Stated task:
Gather all lines from the material that contain the word "source".

· · · ·

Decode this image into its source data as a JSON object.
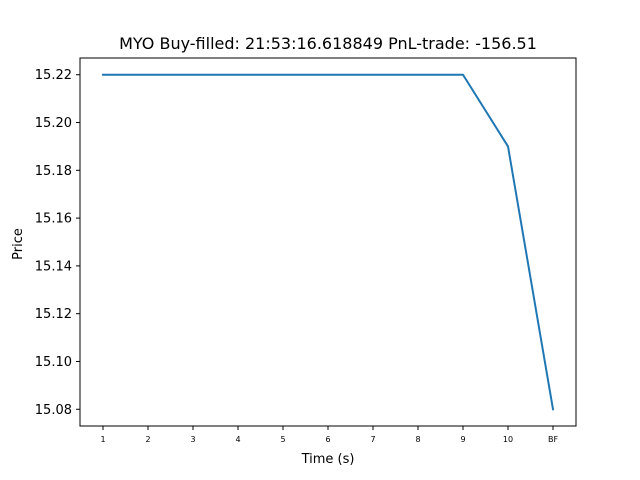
{
  "chart_data": {
    "type": "line",
    "title": "MYO  Buy-filled:  21:53:16.618849  PnL-trade:  -156.51",
    "xlabel": "Time (s)",
    "ylabel": "Price",
    "categories": [
      "1",
      "2",
      "3",
      "4",
      "5",
      "6",
      "7",
      "8",
      "9",
      "10",
      "BF"
    ],
    "series": [
      {
        "values": [
          15.22,
          15.22,
          15.22,
          15.22,
          15.22,
          15.22,
          15.22,
          15.22,
          15.22,
          15.19,
          15.08
        ],
        "color": "#1f77b4"
      }
    ],
    "yticks": [
      "15.08",
      "15.10",
      "15.12",
      "15.14",
      "15.16",
      "15.18",
      "15.20",
      "15.22"
    ],
    "ylim": [
      15.073,
      15.227
    ],
    "grid": false,
    "legend": "none"
  }
}
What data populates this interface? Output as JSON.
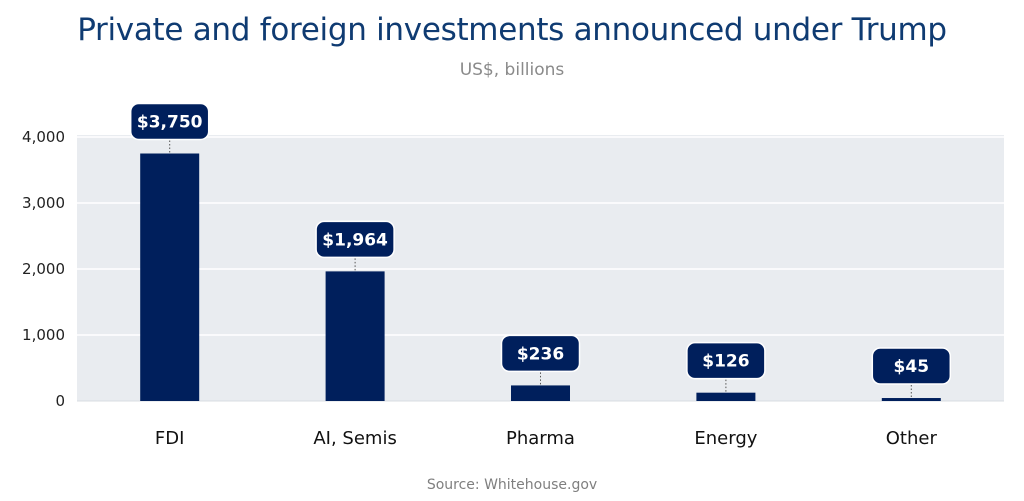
{
  "title": "Private and foreign investments announced under Trump",
  "subtitle": "US$, billions",
  "source": "Source: Whitehouse.gov",
  "colors": {
    "bar": "#001f5c",
    "plot_background": "#e9ecf0",
    "title": "#0f3b72",
    "gridline": "#ffffff"
  },
  "chart_data": {
    "type": "bar",
    "title": "Private and foreign investments announced under Trump",
    "subtitle": "US$, billions",
    "categories": [
      "FDI",
      "AI, Semis",
      "Pharma",
      "Energy",
      "Other"
    ],
    "values": [
      3750,
      1964,
      236,
      126,
      45
    ],
    "data_labels": [
      "$3,750",
      "$1,964",
      "$236",
      "$126",
      "$45"
    ],
    "ylim": [
      0,
      4000
    ],
    "yticks": [
      0,
      1000,
      2000,
      3000,
      4000
    ],
    "ytick_labels": [
      "0",
      "1,000",
      "2,000",
      "3,000",
      "4,000"
    ],
    "xlabel": "",
    "ylabel": "",
    "grid": true,
    "legend": "none"
  }
}
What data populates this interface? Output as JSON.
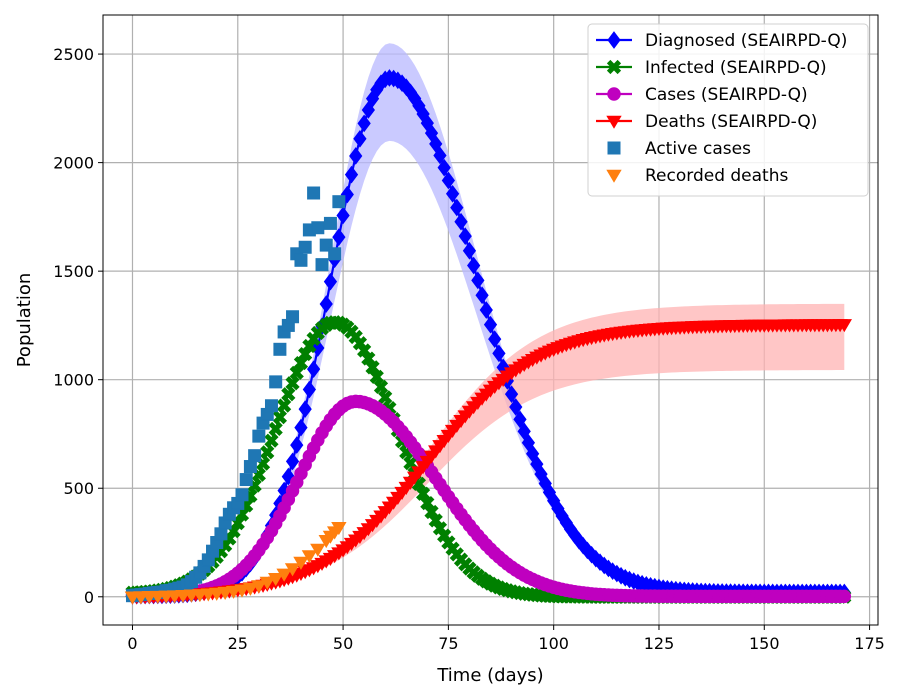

· · · ·

Solution to this exercise:
Decode this image into its source data as a JSON object.
  "source": "Source: Whitehouse.gov",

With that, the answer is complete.